DATA FOR PROCESSING:
* * *

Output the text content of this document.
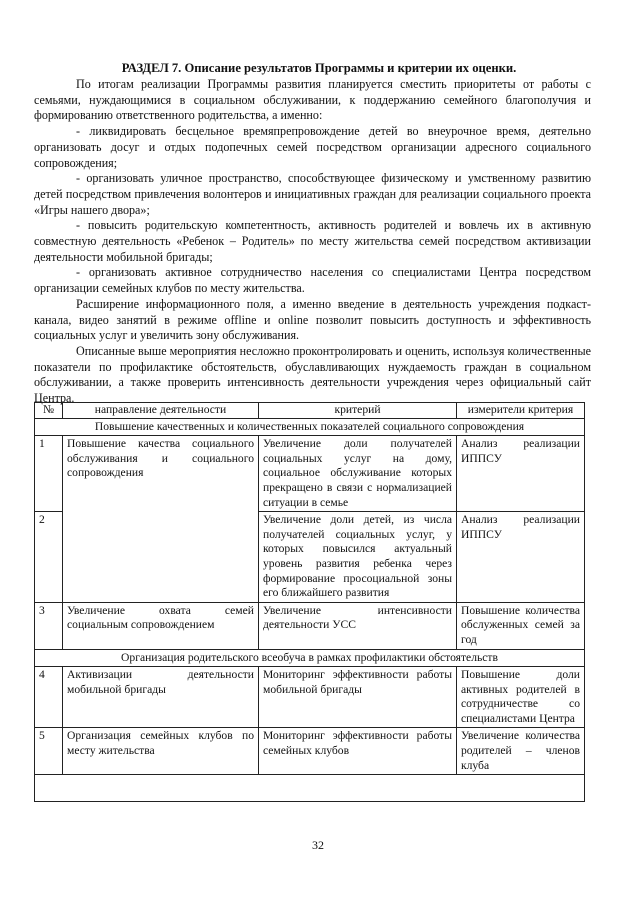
РАЗДЕЛ 7. Описание результатов Программы и критерии их оценки.

По итогам реализации Программы развития планируется сместить приоритеты от работы с семьями, нуждающимися в социальном обслуживании, к поддержанию семейного благополучия и формированию ответственного родительства, а именно:

- ликвидировать бесцельное времяпрепровождение детей во внеурочное время, деятельно организовать досуг и отдых подопечных семей посредством организации адресного социального сопровождения;

- организовать уличное пространство, способствующее физическому и умственному развитию детей посредством привлечения волонтеров и инициативных граждан для реализации социального проекта «Игры нашего двора»;

- повысить родительскую компетентность, активность родителей и вовлечь их в активную совместную деятельность «Ребенок – Родитель» по месту жительства семей посредством активизации деятельности мобильной бригады;

- организовать активное сотрудничество населения со специалистами Центра посредством организации семейных клубов по месту жительства.

Расширение информационного поля, а именно введение в деятельность учреждения подкаст-канала, видео занятий в режиме offline и online позволит повысить доступность и эффективность социальных услуг и увеличить зону обслуживания.

Описанные выше мероприятия несложно проконтролировать и оценить, используя количественные показатели по профилактике обстоятельств, обуславливающих нуждаемость граждан в социальном обслуживании, а также проверить интенсивность деятельности учреждения через официальный сайт Центра.

№	направление деятельности	критерий	измерители критерия
Повышение качественных и количественных показателей социального сопровождения			
1	Повышение качества социального обслуживания и социального сопровождения	Увеличение доли получателей социальных услуг на дому, социальное обслуживание которых прекращено в связи с нормализацией ситуации в семье	Анализ реализации ИППСУ
2		Увеличение доли детей, из числа получателей социальных услуг, у которых повысился актуальный уровень развития ребенка через формирование просоциальной зоны его ближайшего развития	Анализ реализации ИППСУ
3	Увеличение охвата семей социальным сопровождением	Увеличение интенсивности деятельности УСС	Повышение количества обслуженных семей за год
Организация родительского всеобуча в рамках профилактики обстоятельств			
4	Активизации деятельности мобильной бригады	Мониторинг эффективности работы мобильной бригады	Повышение доли активных родителей в сотрудничестве со специалистами Центра
5	Организация семейных клубов по месту жительства	Мониторинг эффективности работы семейных клубов	Увеличение количества родителей – членов клуба

32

* * *

SET EXERCISE: How many lines of the listing above include the word "клубов"? State the number and nothing else.

COMPLETED EXERCISE: 2